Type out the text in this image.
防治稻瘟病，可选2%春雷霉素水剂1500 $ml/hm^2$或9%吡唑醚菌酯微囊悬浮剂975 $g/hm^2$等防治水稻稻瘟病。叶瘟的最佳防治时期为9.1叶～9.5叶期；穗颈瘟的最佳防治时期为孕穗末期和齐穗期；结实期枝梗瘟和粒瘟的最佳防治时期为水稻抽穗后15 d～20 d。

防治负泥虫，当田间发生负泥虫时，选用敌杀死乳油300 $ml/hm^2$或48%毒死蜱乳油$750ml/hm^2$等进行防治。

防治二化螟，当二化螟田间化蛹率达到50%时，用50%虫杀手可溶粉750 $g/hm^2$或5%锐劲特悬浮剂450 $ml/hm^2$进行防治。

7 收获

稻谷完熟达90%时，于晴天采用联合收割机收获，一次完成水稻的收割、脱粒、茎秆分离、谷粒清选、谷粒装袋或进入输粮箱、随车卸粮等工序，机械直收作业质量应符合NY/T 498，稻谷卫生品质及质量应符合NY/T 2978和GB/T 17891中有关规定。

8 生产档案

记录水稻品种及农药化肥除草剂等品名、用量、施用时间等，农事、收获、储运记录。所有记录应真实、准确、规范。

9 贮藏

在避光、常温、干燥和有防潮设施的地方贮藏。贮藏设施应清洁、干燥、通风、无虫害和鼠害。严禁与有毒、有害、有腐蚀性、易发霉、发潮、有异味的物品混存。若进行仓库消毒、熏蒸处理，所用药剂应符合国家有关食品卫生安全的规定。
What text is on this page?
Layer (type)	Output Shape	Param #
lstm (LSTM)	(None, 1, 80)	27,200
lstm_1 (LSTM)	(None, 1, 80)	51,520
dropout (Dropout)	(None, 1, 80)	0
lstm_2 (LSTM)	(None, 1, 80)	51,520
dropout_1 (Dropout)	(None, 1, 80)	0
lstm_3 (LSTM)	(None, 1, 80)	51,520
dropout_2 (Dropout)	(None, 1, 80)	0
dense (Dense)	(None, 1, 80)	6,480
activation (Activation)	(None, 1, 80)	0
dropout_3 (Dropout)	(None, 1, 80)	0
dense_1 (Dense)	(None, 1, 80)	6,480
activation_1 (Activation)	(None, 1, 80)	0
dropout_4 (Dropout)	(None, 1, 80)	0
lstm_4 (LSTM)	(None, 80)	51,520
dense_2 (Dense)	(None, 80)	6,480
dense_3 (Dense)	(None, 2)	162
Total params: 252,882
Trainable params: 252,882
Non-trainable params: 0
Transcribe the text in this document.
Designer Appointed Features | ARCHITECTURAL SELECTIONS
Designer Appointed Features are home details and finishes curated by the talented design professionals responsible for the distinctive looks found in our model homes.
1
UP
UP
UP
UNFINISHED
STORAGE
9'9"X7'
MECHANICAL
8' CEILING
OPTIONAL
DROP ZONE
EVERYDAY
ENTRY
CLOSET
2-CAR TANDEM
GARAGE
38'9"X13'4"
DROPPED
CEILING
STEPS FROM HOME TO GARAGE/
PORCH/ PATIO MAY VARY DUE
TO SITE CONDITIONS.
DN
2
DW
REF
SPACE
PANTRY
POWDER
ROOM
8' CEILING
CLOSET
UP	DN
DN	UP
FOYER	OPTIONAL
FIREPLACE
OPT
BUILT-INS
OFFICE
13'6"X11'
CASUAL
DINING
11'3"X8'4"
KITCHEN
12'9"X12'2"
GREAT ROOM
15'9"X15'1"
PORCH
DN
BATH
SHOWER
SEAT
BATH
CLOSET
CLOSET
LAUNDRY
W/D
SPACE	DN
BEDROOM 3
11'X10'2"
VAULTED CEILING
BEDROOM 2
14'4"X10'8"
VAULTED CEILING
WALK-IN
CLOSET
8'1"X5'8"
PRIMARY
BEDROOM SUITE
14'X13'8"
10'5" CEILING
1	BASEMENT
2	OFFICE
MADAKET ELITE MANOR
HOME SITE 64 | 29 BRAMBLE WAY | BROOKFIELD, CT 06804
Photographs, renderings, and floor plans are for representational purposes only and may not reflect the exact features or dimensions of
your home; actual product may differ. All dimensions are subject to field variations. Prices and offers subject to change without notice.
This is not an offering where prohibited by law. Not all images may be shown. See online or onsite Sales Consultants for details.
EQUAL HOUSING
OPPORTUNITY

---------------

__WHAT YOU WILL DO__
Count every line of the material above that holds the string "details", then state only the total.

__EXERCISE RESPONSE__
2